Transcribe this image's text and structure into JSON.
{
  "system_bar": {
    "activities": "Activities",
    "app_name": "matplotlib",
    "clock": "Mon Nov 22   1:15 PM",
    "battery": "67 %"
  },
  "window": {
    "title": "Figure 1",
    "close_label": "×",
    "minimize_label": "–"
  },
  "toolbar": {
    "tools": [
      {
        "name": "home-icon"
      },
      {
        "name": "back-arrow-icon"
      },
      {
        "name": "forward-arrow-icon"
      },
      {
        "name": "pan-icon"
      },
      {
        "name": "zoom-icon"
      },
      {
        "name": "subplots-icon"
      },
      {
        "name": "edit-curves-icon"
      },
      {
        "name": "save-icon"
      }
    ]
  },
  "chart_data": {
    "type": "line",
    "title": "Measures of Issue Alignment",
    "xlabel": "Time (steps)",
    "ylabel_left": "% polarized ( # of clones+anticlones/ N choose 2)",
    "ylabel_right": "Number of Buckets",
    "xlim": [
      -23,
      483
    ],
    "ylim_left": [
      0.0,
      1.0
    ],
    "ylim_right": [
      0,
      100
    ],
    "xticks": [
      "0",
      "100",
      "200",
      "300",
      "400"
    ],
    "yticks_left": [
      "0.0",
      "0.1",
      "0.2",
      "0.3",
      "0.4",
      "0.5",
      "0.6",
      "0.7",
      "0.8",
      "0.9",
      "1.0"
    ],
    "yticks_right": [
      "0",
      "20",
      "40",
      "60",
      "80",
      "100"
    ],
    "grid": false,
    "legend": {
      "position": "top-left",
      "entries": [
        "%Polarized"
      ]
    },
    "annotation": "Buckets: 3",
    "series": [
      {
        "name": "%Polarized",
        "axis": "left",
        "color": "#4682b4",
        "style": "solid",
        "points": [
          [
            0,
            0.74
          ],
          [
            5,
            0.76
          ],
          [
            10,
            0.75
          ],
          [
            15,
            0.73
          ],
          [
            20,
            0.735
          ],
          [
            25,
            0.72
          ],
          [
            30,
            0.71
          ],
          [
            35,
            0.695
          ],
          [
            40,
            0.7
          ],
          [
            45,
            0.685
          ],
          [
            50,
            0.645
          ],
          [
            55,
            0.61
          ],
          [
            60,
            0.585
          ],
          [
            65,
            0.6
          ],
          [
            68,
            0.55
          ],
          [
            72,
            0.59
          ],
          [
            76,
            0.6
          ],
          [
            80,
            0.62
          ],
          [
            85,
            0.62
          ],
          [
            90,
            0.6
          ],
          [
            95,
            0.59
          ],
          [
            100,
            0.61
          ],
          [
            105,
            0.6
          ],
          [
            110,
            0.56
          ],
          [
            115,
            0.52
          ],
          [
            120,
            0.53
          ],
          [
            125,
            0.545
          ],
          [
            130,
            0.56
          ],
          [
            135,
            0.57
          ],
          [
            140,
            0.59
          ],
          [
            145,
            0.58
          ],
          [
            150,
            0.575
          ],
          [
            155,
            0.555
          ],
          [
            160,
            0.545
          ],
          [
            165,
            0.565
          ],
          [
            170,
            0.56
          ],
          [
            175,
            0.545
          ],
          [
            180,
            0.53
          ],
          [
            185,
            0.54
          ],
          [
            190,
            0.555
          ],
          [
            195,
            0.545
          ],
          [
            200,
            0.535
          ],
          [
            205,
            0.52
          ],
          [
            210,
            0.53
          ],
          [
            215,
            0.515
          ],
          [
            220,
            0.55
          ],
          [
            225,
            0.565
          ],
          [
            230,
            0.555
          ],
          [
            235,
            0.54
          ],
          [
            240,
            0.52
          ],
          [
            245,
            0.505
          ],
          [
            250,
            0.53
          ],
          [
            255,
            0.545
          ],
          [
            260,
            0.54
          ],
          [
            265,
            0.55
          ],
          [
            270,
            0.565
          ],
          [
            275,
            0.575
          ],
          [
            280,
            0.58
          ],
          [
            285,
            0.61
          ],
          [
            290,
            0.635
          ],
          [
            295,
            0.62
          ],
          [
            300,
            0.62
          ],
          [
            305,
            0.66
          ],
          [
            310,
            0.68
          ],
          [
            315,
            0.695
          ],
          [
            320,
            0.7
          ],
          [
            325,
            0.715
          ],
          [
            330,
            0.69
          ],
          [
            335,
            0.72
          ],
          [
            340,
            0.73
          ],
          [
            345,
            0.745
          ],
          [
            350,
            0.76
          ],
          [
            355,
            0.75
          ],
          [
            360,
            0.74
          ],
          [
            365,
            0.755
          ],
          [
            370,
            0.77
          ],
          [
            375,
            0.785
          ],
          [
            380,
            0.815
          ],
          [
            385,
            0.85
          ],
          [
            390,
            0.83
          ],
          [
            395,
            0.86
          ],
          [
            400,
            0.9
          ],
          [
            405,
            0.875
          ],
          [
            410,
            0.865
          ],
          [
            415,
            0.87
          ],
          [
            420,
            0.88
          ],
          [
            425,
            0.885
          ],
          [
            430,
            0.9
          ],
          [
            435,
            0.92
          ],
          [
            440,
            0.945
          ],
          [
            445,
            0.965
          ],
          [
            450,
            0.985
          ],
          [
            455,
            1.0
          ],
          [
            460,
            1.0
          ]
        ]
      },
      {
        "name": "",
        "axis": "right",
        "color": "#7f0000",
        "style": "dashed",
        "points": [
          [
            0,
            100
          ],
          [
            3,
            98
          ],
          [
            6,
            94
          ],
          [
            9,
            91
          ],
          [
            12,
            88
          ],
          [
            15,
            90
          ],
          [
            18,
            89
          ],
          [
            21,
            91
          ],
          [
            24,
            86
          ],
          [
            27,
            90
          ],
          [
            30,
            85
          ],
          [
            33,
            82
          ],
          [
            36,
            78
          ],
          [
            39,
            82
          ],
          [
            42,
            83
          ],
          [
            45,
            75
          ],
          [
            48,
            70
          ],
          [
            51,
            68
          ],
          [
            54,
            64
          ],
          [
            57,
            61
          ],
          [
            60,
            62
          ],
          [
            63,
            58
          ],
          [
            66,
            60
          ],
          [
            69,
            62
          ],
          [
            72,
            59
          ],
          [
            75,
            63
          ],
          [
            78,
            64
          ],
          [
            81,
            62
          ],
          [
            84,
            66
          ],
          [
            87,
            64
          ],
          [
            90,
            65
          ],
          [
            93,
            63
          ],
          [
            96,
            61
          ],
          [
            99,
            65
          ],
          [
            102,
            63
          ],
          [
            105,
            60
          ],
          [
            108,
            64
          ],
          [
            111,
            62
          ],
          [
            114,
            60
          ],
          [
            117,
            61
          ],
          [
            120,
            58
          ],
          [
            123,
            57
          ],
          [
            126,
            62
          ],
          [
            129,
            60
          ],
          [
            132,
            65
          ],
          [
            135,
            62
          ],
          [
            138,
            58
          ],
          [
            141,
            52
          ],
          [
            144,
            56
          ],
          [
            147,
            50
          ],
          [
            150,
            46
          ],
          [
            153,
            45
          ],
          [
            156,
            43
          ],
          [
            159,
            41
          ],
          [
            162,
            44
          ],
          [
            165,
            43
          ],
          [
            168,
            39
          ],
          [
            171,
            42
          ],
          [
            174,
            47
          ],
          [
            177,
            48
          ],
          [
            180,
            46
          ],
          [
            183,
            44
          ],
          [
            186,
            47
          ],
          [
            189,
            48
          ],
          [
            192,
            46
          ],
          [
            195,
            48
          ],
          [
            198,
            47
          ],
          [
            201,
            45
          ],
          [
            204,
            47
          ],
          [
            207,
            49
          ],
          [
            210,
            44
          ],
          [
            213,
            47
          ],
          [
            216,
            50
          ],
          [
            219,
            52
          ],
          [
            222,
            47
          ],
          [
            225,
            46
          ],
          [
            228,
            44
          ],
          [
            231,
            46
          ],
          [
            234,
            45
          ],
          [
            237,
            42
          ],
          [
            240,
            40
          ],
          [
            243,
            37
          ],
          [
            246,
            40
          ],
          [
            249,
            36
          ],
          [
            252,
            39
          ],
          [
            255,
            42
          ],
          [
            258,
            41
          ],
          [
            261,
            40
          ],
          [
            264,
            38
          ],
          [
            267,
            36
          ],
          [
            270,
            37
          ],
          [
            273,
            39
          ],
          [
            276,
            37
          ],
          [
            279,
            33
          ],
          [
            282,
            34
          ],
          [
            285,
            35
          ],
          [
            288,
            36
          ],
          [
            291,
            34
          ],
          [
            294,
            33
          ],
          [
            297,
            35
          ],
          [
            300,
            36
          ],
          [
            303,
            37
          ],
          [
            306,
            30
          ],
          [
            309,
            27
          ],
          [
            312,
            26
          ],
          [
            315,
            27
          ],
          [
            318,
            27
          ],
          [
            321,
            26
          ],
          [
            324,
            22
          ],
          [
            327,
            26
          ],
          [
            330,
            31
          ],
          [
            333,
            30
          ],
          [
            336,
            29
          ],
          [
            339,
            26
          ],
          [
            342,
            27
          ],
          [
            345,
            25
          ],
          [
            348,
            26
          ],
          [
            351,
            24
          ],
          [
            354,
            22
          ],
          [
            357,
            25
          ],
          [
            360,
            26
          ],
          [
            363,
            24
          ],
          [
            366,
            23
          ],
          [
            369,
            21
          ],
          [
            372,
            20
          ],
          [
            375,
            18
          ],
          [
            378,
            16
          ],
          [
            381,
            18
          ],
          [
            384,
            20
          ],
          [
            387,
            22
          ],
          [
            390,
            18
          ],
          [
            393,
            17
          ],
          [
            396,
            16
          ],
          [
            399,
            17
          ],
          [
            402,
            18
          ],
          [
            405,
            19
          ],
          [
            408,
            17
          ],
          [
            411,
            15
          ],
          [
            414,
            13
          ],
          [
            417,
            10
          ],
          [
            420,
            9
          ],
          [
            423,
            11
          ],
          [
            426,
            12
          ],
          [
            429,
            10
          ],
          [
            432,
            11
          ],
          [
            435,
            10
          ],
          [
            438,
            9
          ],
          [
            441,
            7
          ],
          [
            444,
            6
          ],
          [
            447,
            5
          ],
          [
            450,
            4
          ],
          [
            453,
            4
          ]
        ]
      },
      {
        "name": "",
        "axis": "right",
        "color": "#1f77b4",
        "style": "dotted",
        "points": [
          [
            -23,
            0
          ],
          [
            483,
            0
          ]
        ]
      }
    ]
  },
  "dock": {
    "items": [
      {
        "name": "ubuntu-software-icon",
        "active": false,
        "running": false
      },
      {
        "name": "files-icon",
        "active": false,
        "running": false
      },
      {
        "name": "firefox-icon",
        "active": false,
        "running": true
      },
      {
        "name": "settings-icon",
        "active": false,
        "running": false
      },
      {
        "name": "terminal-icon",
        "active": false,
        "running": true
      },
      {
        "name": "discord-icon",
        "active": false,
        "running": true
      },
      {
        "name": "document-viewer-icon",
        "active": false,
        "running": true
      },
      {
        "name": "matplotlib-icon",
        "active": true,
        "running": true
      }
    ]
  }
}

◇ ◇ ◇ ◇ ◇ ◇ ◇

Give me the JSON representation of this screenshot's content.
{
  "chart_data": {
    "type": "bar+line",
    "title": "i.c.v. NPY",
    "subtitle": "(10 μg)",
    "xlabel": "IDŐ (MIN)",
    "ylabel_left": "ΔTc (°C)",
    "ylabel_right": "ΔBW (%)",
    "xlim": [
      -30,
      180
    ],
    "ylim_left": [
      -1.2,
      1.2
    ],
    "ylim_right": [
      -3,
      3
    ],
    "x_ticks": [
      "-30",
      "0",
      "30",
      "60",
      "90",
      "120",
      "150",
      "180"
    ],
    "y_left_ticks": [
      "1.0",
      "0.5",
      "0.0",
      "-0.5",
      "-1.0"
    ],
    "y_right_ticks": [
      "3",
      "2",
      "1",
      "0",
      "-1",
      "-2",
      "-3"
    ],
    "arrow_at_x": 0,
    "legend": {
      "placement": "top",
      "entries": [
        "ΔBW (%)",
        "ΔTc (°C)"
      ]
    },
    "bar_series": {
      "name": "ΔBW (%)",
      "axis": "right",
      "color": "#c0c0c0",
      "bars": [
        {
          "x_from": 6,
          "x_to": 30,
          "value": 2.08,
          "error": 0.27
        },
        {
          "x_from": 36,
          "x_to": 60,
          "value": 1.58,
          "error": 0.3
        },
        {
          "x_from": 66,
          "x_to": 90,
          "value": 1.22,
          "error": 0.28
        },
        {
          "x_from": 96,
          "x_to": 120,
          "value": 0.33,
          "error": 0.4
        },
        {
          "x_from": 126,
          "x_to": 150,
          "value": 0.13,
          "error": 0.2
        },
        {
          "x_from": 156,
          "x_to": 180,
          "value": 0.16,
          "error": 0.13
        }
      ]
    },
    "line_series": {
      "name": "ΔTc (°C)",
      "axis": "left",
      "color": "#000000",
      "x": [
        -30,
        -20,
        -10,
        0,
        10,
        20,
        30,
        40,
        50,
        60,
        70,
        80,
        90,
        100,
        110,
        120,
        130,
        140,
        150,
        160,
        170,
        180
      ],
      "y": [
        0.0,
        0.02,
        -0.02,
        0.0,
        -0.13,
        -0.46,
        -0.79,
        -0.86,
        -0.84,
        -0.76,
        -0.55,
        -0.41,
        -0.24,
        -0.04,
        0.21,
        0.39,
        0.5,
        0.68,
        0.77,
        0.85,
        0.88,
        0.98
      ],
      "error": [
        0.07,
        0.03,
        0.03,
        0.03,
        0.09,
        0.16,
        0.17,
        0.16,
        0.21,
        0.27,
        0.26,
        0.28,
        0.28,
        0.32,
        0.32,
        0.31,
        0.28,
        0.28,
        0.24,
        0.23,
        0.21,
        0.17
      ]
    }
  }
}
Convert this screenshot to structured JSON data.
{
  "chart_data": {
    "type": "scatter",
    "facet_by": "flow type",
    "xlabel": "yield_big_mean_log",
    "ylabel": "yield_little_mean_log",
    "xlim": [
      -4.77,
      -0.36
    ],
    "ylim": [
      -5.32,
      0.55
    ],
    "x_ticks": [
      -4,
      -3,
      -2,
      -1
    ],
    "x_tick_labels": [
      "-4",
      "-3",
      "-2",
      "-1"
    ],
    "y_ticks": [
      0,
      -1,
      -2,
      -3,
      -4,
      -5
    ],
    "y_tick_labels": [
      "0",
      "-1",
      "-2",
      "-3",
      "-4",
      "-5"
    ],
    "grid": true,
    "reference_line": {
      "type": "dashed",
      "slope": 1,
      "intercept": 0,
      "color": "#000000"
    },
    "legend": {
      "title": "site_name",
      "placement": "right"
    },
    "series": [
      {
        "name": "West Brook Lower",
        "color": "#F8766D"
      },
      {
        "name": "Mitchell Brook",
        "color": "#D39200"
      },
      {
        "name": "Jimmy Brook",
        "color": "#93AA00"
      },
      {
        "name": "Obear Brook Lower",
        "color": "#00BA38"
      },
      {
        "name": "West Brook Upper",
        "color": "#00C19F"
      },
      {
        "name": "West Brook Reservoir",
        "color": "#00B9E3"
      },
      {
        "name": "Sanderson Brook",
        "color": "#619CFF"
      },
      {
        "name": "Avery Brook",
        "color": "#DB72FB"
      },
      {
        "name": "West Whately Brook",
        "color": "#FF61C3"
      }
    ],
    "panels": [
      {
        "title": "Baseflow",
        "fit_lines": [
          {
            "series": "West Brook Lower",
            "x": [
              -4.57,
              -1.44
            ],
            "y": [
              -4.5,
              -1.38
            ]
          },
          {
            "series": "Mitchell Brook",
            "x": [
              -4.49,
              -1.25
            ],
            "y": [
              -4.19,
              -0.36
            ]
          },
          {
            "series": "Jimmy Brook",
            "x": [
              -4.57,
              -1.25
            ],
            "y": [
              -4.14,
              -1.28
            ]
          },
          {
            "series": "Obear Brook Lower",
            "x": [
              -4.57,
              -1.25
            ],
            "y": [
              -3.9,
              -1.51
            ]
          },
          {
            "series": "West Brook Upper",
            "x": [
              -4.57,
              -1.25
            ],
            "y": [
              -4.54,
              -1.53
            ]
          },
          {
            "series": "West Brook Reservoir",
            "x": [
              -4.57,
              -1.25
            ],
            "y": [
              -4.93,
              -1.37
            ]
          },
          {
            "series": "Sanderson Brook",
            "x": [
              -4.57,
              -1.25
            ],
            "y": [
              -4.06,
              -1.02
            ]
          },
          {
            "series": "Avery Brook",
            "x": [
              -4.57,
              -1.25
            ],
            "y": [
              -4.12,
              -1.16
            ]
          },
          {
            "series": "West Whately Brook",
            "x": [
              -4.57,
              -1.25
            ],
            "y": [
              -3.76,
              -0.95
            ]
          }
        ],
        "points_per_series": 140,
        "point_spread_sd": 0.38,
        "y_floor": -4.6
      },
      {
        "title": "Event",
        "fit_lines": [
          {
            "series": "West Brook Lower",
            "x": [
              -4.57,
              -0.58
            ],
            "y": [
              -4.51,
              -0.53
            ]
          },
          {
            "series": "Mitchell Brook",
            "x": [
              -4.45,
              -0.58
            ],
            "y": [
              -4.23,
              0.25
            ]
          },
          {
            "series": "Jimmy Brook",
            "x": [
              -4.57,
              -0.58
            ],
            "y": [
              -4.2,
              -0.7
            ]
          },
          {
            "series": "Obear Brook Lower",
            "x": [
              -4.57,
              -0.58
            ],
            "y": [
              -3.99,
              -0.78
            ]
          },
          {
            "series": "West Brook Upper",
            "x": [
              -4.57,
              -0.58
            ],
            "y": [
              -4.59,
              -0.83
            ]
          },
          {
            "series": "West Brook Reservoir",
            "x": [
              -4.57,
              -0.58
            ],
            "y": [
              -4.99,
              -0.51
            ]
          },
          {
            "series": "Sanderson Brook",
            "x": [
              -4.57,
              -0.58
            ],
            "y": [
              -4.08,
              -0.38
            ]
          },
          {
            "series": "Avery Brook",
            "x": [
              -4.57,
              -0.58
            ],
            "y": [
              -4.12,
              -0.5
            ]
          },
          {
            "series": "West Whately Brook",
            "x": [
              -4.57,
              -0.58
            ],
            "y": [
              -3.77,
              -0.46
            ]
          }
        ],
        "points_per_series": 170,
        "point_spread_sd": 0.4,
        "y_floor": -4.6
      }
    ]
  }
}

◇ ◇ ◇ ◇ ◇ ◇ ◇

■ YOUR TASK
Using the listing above, return all lines where the word "JSON" occurs.

■ RESPONSE FOR THIS EXERCISE
Transcribe this image's text and structure into JSON.
Give me the JSON representation of this screenshot's content.
Convert this screenshot to structured JSON data.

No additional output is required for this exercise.